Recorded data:
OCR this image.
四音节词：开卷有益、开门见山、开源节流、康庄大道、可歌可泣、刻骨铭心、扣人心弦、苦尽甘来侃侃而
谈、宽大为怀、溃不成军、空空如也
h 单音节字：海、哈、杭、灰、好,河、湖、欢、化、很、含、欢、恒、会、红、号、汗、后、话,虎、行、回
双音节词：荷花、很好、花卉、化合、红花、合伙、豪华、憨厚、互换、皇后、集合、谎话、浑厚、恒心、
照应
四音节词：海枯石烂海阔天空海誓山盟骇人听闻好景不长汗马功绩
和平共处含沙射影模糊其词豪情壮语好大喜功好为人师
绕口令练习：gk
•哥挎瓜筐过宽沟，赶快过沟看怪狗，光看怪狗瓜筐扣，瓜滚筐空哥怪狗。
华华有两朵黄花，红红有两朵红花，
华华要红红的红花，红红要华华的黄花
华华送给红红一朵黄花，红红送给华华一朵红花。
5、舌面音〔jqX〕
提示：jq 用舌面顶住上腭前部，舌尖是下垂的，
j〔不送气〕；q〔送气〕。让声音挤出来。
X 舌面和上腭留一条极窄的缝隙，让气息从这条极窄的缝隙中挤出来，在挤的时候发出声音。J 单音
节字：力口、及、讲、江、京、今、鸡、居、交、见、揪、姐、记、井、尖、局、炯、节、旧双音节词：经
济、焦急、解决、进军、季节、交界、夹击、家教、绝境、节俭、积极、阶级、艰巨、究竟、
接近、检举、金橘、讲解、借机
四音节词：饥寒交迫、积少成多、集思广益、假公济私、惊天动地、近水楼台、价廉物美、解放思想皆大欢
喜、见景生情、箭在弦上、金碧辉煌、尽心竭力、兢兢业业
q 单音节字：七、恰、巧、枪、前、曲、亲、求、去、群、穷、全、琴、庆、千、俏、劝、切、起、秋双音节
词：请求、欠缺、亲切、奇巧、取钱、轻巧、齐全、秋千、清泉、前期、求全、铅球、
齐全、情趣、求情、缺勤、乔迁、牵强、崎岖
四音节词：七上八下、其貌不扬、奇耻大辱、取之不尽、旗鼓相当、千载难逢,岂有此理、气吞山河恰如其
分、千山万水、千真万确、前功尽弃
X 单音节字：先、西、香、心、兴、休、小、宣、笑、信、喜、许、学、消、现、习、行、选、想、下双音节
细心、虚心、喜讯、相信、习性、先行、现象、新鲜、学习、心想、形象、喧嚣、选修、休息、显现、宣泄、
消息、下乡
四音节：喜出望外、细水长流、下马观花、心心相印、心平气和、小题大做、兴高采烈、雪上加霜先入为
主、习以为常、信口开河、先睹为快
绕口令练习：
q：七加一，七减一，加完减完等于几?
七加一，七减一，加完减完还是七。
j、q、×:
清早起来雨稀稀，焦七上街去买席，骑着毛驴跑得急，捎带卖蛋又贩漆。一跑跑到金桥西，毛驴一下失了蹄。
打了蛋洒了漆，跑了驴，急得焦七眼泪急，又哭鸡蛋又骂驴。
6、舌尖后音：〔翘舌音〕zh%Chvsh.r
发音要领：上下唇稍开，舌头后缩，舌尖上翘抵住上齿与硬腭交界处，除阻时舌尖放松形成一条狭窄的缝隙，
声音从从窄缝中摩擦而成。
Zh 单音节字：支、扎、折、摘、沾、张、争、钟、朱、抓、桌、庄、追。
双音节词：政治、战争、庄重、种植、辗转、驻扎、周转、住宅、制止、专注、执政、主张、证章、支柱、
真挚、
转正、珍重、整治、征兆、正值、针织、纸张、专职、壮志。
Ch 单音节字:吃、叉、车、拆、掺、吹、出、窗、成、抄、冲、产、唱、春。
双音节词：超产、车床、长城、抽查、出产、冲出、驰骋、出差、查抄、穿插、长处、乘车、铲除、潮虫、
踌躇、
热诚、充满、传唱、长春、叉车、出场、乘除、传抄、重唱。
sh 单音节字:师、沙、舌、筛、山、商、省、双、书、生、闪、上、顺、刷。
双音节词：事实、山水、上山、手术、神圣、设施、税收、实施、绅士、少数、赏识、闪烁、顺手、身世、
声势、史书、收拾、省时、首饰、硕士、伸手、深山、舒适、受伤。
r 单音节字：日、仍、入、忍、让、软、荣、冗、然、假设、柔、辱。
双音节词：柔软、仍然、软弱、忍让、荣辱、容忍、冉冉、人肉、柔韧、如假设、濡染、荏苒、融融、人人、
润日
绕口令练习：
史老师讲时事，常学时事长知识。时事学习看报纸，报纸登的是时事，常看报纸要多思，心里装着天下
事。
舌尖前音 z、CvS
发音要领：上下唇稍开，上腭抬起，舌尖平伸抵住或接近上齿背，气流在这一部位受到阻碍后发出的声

- What you have to do: Go through the records above and retype each one exactly.

- Exercise solution:
OCR this image.
四音节词：开卷有益、开门见山、开源节流、康庄大道、可歌可泣、刻骨铭心、扣人心弦、苦尽甘来侃侃而
谈、宽大为怀、溃不成军、空空如也
h 单音节字：海、哈、杭、灰、好,河、湖、欢、化、很、含、欢、恒、会、红、号、汗、后、话,虎、行、回
双音节词：荷花、很好、花卉、化合、红花、合伙、豪华、憨厚、互换、皇后、集合、谎话、浑厚、恒心、
照应
四音节词：海枯石烂海阔天空海誓山盟骇人听闻好景不长汗马功绩
和平共处含沙射影模糊其词豪情壮语好大喜功好为人师
绕口令练习：gk
•哥挎瓜筐过宽沟，赶快过沟看怪狗，光看怪狗瓜筐扣，瓜滚筐空哥怪狗。
华华有两朵黄花，红红有两朵红花，
华华要红红的红花，红红要华华的黄花
华华送给红红一朵黄花，红红送给华华一朵红花。
5、舌面音〔jqX〕
提示：jq 用舌面顶住上腭前部，舌尖是下垂的，
j〔不送气〕；q〔送气〕。让声音挤出来。
X 舌面和上腭留一条极窄的缝隙，让气息从这条极窄的缝隙中挤出来，在挤的时候发出声音。J 单音
节字：力口、及、讲、江、京、今、鸡、居、交、见、揪、姐、记、井、尖、局、炯、节、旧双音节词：经
济、焦急、解决、进军、季节、交界、夹击、家教、绝境、节俭、积极、阶级、艰巨、究竟、
接近、检举、金橘、讲解、借机
四音节词：饥寒交迫、积少成多、集思广益、假公济私、惊天动地、近水楼台、价廉物美、解放思想皆大欢
喜、见景生情、箭在弦上、金碧辉煌、尽心竭力、兢兢业业
q 单音节字：七、恰、巧、枪、前、曲、亲、求、去、群、穷、全、琴、庆、千、俏、劝、切、起、秋双音节
词：请求、欠缺、亲切、奇巧、取钱、轻巧、齐全、秋千、清泉、前期、求全、铅球、
齐全、情趣、求情、缺勤、乔迁、牵强、崎岖
四音节词：七上八下、其貌不扬、奇耻大辱、取之不尽、旗鼓相当、千载难逢,岂有此理、气吞山河恰如其
分、千山万水、千真万确、前功尽弃
X 单音节字：先、西、香、心、兴、休、小、宣、笑、信、喜、许、学、消、现、习、行、选、想、下双音节
细心、虚心、喜讯、相信、习性、先行、现象、新鲜、学习、心想、形象、喧嚣、选修、休息、显现、宣泄、
消息、下乡
四音节：喜出望外、细水长流、下马观花、心心相印、心平气和、小题大做、兴高采烈、雪上加霜先入为
主、习以为常、信口开河、先睹为快
绕口令练习：
q：七加一，七减一，加完减完等于几?
七加一，七减一，加完减完还是七。
j、q、×:
清早起来雨稀稀，焦七上街去买席，骑着毛驴跑得急，捎带卖蛋又贩漆。一跑跑到金桥西，毛驴一下失了蹄。
打了蛋洒了漆，跑了驴，急得焦七眼泪急，又哭鸡蛋又骂驴。
6、舌尖后音：〔翘舌音〕zh%Chvsh.r
发音要领：上下唇稍开，舌头后缩，舌尖上翘抵住上齿与硬腭交界处，除阻时舌尖放松形成一条狭窄的缝隙，
声音从从窄缝中摩擦而成。
Zh 单音节字：支、扎、折、摘、沾、张、争、钟、朱、抓、桌、庄、追。
双音节词：政治、战争、庄重、种植、辗转、驻扎、周转、住宅、制止、专注、执政、主张、证章、支柱、
真挚、
转正、珍重、整治、征兆、正值、针织、纸张、专职、壮志。
Ch 单音节字:吃、叉、车、拆、掺、吹、出、窗、成、抄、冲、产、唱、春。
双音节词：超产、车床、长城、抽查、出产、冲出、驰骋、出差、查抄、穿插、长处、乘车、铲除、潮虫、
踌躇、
热诚、充满、传唱、长春、叉车、出场、乘除、传抄、重唱。
sh 单音节字:师、沙、舌、筛、山、商、省、双、书、生、闪、上、顺、刷。
双音节词：事实、山水、上山、手术、神圣、设施、税收、实施、绅士、少数、赏识、闪烁、顺手、身世、
声势、史书、收拾、省时、首饰、硕士、伸手、深山、舒适、受伤。
r 单音节字：日、仍、入、忍、让、软、荣、冗、然、假设、柔、辱。
双音节词：柔软、仍然、软弱、忍让、荣辱、容忍、冉冉、人肉、柔韧、如假设、濡染、荏苒、融融、人人、
润日
绕口令练习：
史老师讲时事，常学时事长知识。时事学习看报纸，报纸登的是时事，常看报纸要多思，心里装着天下
事。
舌尖前音 z、CvS
发音要领：上下唇稍开，上腭抬起，舌尖平伸抵住或接近上齿背，气流在这一部位受到阻碍后发出的声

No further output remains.